## Task directions
Every record should be written out exactly, with the pictures left out.

## Entries supplied
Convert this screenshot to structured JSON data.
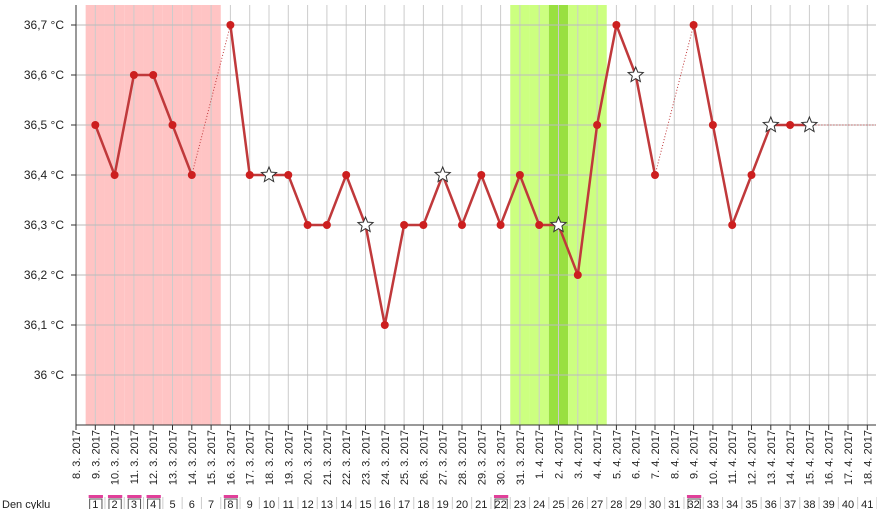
{
  "chart_data": {
    "type": "line",
    "categories": [
      "8. 3. 2017",
      "9. 3. 2017",
      "10. 3. 2017",
      "11. 3. 2017",
      "12. 3. 2017",
      "13. 3. 2017",
      "14. 3. 2017",
      "15. 3. 2017",
      "16. 3. 2017",
      "17. 3. 2017",
      "18. 3. 2017",
      "19. 3. 2017",
      "20. 3. 2017",
      "21. 3. 2017",
      "22. 3. 2017",
      "23. 3. 2017",
      "24. 3. 2017",
      "25. 3. 2017",
      "26. 3. 2017",
      "27. 3. 2017",
      "28. 3. 2017",
      "29. 3. 2017",
      "30. 3. 2017",
      "31. 3. 2017",
      "1. 4. 2017",
      "2. 4. 2017",
      "3. 4. 2017",
      "4. 4. 2017",
      "5. 4. 2017",
      "6. 4. 2017",
      "7. 4. 2017",
      "8. 4. 2017",
      "9. 4. 2017",
      "10. 4. 2017",
      "11. 4. 2017",
      "12. 4. 2017",
      "13. 4. 2017",
      "14. 4. 2017",
      "15. 4. 2017",
      "16. 4. 2017",
      "17. 4. 2017",
      "18. 4. 2017"
    ],
    "values": [
      null,
      36.5,
      36.4,
      36.6,
      36.6,
      36.5,
      36.4,
      null,
      36.7,
      36.4,
      36.4,
      36.4,
      36.3,
      36.3,
      36.4,
      36.3,
      36.1,
      36.3,
      36.3,
      36.4,
      36.3,
      36.4,
      36.3,
      36.4,
      36.3,
      36.3,
      36.2,
      36.5,
      36.7,
      36.6,
      36.4,
      null,
      36.7,
      36.5,
      36.3,
      36.4,
      36.5,
      36.5,
      36.5,
      null,
      null,
      null
    ],
    "markers": [
      "dot",
      "dot",
      "dot",
      "dot",
      "dot",
      "dot",
      "dot",
      "dot",
      "dot",
      "dot",
      "star",
      "dot",
      "dot",
      "dot",
      "dot",
      "star",
      "dot",
      "dot",
      "dot",
      "star",
      "dot",
      "dot",
      "dot",
      "dot",
      "dot",
      "star",
      "dot",
      "dot",
      "dot",
      "star",
      "dot",
      "dot",
      "dot",
      "dot",
      "dot",
      "dot",
      "star",
      "dot",
      "star",
      "dot",
      "dot",
      "dot"
    ],
    "shade": [
      null,
      "period",
      "period",
      "period",
      "period",
      "period",
      "period",
      "period",
      null,
      null,
      null,
      null,
      null,
      null,
      null,
      null,
      null,
      null,
      null,
      null,
      null,
      null,
      null,
      "fertile",
      "fertile",
      "ovulation",
      "fertile",
      "fertile",
      null,
      null,
      null,
      null,
      null,
      null,
      null,
      null,
      null,
      null,
      null,
      null,
      null,
      null
    ],
    "shade_colors": {
      "period": "#ffc4c4",
      "fertile": "#ccff80",
      "ovulation": "#99e040"
    },
    "color": "#c0393b",
    "cycle_label": "Den cyklu",
    "cycle_days": [
      null,
      1,
      2,
      3,
      4,
      5,
      6,
      7,
      8,
      9,
      10,
      11,
      12,
      13,
      14,
      15,
      16,
      17,
      18,
      19,
      20,
      21,
      22,
      23,
      24,
      25,
      26,
      27,
      28,
      29,
      30,
      31,
      32,
      33,
      34,
      35,
      36,
      37,
      38,
      39,
      40,
      41
    ],
    "cycle_day_marked": [
      false,
      true,
      true,
      true,
      true,
      false,
      false,
      false,
      true,
      false,
      false,
      false,
      false,
      false,
      false,
      false,
      false,
      false,
      false,
      false,
      false,
      false,
      true,
      false,
      false,
      false,
      false,
      false,
      false,
      false,
      false,
      false,
      true,
      false,
      false,
      false,
      false,
      false,
      false,
      false,
      false,
      false
    ],
    "ylim": [
      35.9,
      36.74
    ],
    "yticks": [
      {
        "value": 36,
        "label": "36 °C"
      },
      {
        "value": 36.1,
        "label": "36,1 °C"
      },
      {
        "value": 36.2,
        "label": "36,2 °C"
      },
      {
        "value": 36.3,
        "label": "36,3 °C"
      },
      {
        "value": 36.4,
        "label": "36,4 °C"
      },
      {
        "value": 36.5,
        "label": "36,5 °C"
      },
      {
        "value": 36.6,
        "label": "36,6 °C"
      },
      {
        "value": 36.7,
        "label": "36,7 °C"
      }
    ],
    "grid": true
  }
}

## Answer for this exercise
Convert this screenshot to structured JSON data.
{
  "chart_data": {
    "type": "line",
    "categories": [
      "8. 3. 2017",
      "9. 3. 2017",
      "10. 3. 2017",
      "11. 3. 2017",
      "12. 3. 2017",
      "13. 3. 2017",
      "14. 3. 2017",
      "15. 3. 2017",
      "16. 3. 2017",
      "17. 3. 2017",
      "18. 3. 2017",
      "19. 3. 2017",
      "20. 3. 2017",
      "21. 3. 2017",
      "22. 3. 2017",
      "23. 3. 2017",
      "24. 3. 2017",
      "25. 3. 2017",
      "26. 3. 2017",
      "27. 3. 2017",
      "28. 3. 2017",
      "29. 3. 2017",
      "30. 3. 2017",
      "31. 3. 2017",
      "1. 4. 2017",
      "2. 4. 2017",
      "3. 4. 2017",
      "4. 4. 2017",
      "5. 4. 2017",
      "6. 4. 2017",
      "7. 4. 2017",
      "8. 4. 2017",
      "9. 4. 2017",
      "10. 4. 2017",
      "11. 4. 2017",
      "12. 4. 2017",
      "13. 4. 2017",
      "14. 4. 2017",
      "15. 4. 2017",
      "16. 4. 2017",
      "17. 4. 2017",
      "18. 4. 2017"
    ],
    "values": [
      null,
      36.5,
      36.4,
      36.6,
      36.6,
      36.5,
      36.4,
      null,
      36.7,
      36.4,
      36.4,
      36.4,
      36.3,
      36.3,
      36.4,
      36.3,
      36.1,
      36.3,
      36.3,
      36.4,
      36.3,
      36.4,
      36.3,
      36.4,
      36.3,
      36.3,
      36.2,
      36.5,
      36.7,
      36.6,
      36.4,
      null,
      36.7,
      36.5,
      36.3,
      36.4,
      36.5,
      36.5,
      36.5,
      null,
      null,
      null
    ],
    "markers": [
      "dot",
      "dot",
      "dot",
      "dot",
      "dot",
      "dot",
      "dot",
      "dot",
      "dot",
      "dot",
      "star",
      "dot",
      "dot",
      "dot",
      "dot",
      "star",
      "dot",
      "dot",
      "dot",
      "star",
      "dot",
      "dot",
      "dot",
      "dot",
      "dot",
      "star",
      "dot",
      "dot",
      "dot",
      "star",
      "dot",
      "dot",
      "dot",
      "dot",
      "dot",
      "dot",
      "star",
      "dot",
      "star",
      "dot",
      "dot",
      "dot"
    ],
    "shade": [
      null,
      "period",
      "period",
      "period",
      "period",
      "period",
      "period",
      "period",
      null,
      null,
      null,
      null,
      null,
      null,
      null,
      null,
      null,
      null,
      null,
      null,
      null,
      null,
      null,
      "fertile",
      "fertile",
      "ovulation",
      "fertile",
      "fertile",
      null,
      null,
      null,
      null,
      null,
      null,
      null,
      null,
      null,
      null,
      null,
      null,
      null,
      null
    ],
    "shade_colors": {
      "period": "#ffc4c4",
      "fertile": "#ccff80",
      "ovulation": "#99e040"
    },
    "color": "#c0393b",
    "cycle_label": "Den cyklu",
    "cycle_days": [
      null,
      1,
      2,
      3,
      4,
      5,
      6,
      7,
      8,
      9,
      10,
      11,
      12,
      13,
      14,
      15,
      16,
      17,
      18,
      19,
      20,
      21,
      22,
      23,
      24,
      25,
      26,
      27,
      28,
      29,
      30,
      31,
      32,
      33,
      34,
      35,
      36,
      37,
      38,
      39,
      40,
      41
    ],
    "cycle_day_marked": [
      false,
      true,
      true,
      true,
      true,
      false,
      false,
      false,
      true,
      false,
      false,
      false,
      false,
      false,
      false,
      false,
      false,
      false,
      false,
      false,
      false,
      false,
      true,
      false,
      false,
      false,
      false,
      false,
      false,
      false,
      false,
      false,
      true,
      false,
      false,
      false,
      false,
      false,
      false,
      false,
      false,
      false
    ],
    "ylim": [
      35.9,
      36.74
    ],
    "yticks": [
      {
        "value": 36,
        "label": "36 °C"
      },
      {
        "value": 36.1,
        "label": "36,1 °C"
      },
      {
        "value": 36.2,
        "label": "36,2 °C"
      },
      {
        "value": 36.3,
        "label": "36,3 °C"
      },
      {
        "value": 36.4,
        "label": "36,4 °C"
      },
      {
        "value": 36.5,
        "label": "36,5 °C"
      },
      {
        "value": 36.6,
        "label": "36,6 °C"
      },
      {
        "value": 36.7,
        "label": "36,7 °C"
      }
    ],
    "grid": true
  }
}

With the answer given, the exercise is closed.